■ Passage shown:
+--
History
- Name: CHANT 18 (1944); Fabric 18 (1944); Empire Farringdon (1944–46); Susie Olivier (1946–48); Mahiri (1948–74);
- Owner: Ministry of War Transport (1944–45); Ministry of Transport (1945–46); De Malglaive Shipping Co (1946–48); Booker Brothers, McConnell & Co Ltd (1948–74);
- Operator: Great Yarmouth Shipping Co Ltd (1944–46); De Malglaive Shipping Co (1946–48); Booker Brothers, McConnell & Co Ltd (1948–72); Island Shipping Co Ltd, (1972–74);
- Port of registry: Hull, United Kingdom
- Builder: Henry Scarr Ltd
- Launched: August 1944
- Completed: September 1944
- Identification: United Kingdom Official Number 180293; Code Letters MLLZ; ;
- Fate: Sank

General characteristics
- Class & type: Empire F type coaster
- Tonnage: 411 GRT; 190 NRT;
- Length: 142 feet 2 inches (43.33 m)
- Beam: 27 ft 0 in (8.23 m)
- Depth: 8 ft 5 in (2.57 m)
- Installed power: 42 nhp
- Propulsion: Diesel engine, single screw propeller

= MV Mahiri =

Coastal tanker built in 1944

Mahiri was a Empire F type coaster that was built in 1944 by Henry Scarr Ltd, Hessle, United Kingdom, as Empire Farringdon for the Ministry of War Transport (MoWT). She was sold in 1946 and renamed Susie Olivier. A further sale in 1948 saw her renamed Mahiri. She served until 1974, when she sprang a leak and foundered.

==Description==
The ship was an Empire F type coaster built in 1944 by Henry Scarr Ltd, Hessle, United Kingdom.

The ship was 142 ft 2 in long, with a beam of 27 ft 0 in. She had a depth of 8 ft 5 in. She was assessed at , .

The ship was propelled by a four-stroke Single Cycle, Single Action diesel engine, which had six cylinders of 8½ inches (22 cm) diameter by 13¾ inches (35 cm) stroke driving a screw propeller. The engine was built by Mirrlees, Bickerton & Day Ltd, Stockport, Cheshire. It was rated at 42 nhp.

==History==
Empire Farringdon was built by Henry Scarr Ltd, Hessle, United Kingdom. Laid down as CHANT 18 then renamed Fabric 18 whilst under construction, she was launched as Empire Farringdon in August 1944 and completed in September 1944. Built for the MOWT, she was placed under the management of the Great Yarmouth Shipping Co Ltd. The United Kingdom Official Number 180293 and Code Letters MLLZ were allocated. Her port of registry was Hull.

In 1946, Empire Farringdon was sold to De Malglaive Shipping Ltd, Windsor, Berkshire, and renamed Susie Olivier. She was sold in 1948 to Booker Brothers, McConnell & Co Ltd and was renamed Mahiri. A new diesel engine was fitted in 1962. In 1972, management of the vessel was placed with the Island Shipping Co, Trinidad. On 19 February 1974, Mahiri sprang a leak 94 nmi south east of Tobago. She was taken in tow but capsized and sank in the Gulf of Paria.
+--
■ Prompt:
Reproduce word for word the part of the article on MV Mahiri starting at "- Installed power: 42" and ending at "assessed at , .".

■ Data under study:
+--
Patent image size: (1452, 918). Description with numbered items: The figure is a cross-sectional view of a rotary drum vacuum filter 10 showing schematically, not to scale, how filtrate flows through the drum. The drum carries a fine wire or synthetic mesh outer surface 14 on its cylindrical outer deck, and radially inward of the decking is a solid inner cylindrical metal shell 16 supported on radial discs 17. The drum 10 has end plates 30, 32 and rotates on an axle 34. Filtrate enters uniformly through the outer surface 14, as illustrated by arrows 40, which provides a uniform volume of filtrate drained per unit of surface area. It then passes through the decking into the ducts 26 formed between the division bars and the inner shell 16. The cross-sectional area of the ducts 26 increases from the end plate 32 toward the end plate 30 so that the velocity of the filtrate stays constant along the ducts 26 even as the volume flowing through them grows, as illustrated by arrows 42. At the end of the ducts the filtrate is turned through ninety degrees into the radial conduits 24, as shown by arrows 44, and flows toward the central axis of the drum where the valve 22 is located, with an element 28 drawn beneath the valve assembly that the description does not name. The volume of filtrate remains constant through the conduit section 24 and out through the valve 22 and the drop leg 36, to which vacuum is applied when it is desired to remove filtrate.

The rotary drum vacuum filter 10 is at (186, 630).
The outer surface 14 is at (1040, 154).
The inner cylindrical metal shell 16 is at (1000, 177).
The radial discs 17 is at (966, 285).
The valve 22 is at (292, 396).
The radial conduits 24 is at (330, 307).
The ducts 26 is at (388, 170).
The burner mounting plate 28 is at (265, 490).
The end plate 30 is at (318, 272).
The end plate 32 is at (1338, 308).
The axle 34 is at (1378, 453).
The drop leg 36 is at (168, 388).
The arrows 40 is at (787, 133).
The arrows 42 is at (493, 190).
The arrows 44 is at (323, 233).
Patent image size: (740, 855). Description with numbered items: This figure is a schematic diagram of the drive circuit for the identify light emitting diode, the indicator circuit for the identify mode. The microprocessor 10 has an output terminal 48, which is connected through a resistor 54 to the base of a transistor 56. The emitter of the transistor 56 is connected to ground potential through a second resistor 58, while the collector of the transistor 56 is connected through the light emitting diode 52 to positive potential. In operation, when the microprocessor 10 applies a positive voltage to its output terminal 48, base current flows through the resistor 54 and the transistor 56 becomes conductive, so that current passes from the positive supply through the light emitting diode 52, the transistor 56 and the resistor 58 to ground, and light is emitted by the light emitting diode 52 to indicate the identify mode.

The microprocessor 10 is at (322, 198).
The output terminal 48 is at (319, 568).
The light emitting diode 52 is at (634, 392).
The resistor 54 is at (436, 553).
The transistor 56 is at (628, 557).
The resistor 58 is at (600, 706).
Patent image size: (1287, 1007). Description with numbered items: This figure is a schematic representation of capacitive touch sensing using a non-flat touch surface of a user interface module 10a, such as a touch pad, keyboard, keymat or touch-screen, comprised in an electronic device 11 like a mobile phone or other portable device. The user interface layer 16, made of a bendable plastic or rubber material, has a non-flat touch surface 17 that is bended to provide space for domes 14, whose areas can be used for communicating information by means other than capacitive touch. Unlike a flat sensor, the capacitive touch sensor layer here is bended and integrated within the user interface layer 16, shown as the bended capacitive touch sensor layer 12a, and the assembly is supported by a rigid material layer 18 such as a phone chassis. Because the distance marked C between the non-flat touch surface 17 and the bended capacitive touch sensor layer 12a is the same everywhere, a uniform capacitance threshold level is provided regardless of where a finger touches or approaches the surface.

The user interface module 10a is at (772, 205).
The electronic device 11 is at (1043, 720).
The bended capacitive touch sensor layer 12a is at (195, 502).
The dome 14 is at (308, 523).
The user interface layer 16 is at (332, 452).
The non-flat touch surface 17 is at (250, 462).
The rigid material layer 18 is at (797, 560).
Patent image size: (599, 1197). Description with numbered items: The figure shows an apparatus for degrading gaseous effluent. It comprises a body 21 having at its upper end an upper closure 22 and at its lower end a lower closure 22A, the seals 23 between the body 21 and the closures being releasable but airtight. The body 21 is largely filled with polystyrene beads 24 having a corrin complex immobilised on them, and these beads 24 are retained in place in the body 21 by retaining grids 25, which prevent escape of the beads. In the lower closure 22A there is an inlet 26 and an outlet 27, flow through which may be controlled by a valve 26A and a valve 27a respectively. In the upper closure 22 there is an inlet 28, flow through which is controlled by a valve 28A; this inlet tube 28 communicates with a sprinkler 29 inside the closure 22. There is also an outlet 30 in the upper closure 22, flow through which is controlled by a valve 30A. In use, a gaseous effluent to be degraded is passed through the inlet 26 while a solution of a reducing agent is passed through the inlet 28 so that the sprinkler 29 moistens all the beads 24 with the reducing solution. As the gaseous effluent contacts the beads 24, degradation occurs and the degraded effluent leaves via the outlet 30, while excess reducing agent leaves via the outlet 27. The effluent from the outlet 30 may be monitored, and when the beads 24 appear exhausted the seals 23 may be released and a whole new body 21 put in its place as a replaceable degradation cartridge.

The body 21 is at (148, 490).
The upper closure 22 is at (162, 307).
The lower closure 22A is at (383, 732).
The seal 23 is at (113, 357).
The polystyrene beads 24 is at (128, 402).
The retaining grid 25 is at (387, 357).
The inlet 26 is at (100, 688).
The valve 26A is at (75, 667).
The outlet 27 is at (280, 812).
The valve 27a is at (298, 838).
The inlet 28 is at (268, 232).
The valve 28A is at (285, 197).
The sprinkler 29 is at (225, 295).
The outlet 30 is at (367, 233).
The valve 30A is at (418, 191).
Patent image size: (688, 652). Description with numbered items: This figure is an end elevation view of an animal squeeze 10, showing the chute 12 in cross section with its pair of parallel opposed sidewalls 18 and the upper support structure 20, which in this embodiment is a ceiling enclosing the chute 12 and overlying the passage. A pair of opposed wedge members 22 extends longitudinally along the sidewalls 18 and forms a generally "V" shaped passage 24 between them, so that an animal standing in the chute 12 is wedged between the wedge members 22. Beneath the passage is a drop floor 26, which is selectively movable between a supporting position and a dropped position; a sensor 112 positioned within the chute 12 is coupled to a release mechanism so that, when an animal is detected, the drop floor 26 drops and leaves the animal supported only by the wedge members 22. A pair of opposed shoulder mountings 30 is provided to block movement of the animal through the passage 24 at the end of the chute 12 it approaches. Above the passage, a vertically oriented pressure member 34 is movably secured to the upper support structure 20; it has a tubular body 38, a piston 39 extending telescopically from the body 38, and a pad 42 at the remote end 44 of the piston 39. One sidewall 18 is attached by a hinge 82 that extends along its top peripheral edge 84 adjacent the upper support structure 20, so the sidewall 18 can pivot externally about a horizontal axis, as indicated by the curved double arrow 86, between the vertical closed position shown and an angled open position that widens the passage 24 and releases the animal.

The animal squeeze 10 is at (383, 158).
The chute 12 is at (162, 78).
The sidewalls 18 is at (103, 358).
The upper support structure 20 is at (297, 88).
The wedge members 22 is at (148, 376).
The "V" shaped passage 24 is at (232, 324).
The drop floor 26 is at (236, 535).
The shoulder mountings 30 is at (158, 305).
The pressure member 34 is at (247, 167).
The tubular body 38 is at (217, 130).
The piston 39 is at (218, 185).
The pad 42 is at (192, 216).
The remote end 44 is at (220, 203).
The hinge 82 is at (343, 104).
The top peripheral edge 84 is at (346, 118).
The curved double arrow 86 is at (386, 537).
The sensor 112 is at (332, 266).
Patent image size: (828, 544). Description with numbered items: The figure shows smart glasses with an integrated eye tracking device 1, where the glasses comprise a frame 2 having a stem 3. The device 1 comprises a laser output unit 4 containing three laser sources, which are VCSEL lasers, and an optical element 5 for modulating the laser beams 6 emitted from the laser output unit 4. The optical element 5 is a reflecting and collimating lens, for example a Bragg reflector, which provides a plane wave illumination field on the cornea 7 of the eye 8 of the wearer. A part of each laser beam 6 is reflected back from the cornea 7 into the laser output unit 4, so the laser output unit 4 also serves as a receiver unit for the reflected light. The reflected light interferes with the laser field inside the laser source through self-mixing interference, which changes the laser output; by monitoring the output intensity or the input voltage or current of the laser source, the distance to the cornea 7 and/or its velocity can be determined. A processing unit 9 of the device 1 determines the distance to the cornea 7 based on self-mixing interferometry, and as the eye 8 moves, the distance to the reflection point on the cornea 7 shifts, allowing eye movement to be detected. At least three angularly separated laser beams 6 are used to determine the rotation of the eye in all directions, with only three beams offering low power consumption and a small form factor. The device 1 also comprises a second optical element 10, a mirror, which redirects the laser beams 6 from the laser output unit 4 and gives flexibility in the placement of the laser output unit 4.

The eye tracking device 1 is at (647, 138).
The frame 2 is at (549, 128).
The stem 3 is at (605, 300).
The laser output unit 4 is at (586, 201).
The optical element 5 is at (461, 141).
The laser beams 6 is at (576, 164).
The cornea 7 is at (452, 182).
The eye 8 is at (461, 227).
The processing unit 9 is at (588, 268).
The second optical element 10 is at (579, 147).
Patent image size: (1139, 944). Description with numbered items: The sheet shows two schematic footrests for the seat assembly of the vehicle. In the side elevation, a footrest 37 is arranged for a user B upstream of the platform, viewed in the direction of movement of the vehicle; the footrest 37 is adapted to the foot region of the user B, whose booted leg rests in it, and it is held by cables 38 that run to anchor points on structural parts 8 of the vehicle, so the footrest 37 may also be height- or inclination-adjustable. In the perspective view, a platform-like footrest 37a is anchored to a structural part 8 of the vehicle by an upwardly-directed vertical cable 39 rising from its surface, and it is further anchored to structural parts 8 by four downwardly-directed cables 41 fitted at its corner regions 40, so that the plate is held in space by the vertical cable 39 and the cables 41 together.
+--
■ Answer to the problem:
- Installed power: 42 nhp
- Propulsion: Diesel engine, single screw propeller

= MV Mahiri =

Coastal tanker built in 1944

Mahiri was a Empire F type coaster that was built in 1944 by Henry Scarr Ltd, Hessle, United Kingdom, as Empire Farringdon for the Ministry of War Transport (MoWT). She was sold in 1946 and renamed Susie Olivier. A further sale in 1948 saw her renamed Mahiri. She served until 1974, when she sprang a leak and foundered.

==Description==
The ship was an Empire F type coaster built in 1944 by Henry Scarr Ltd, Hessle, United Kingdom.

The ship was 142 ft 2 in long, with a beam of 27 ft 0 in. She had a depth of 8 ft 5 in. She was assessed at , .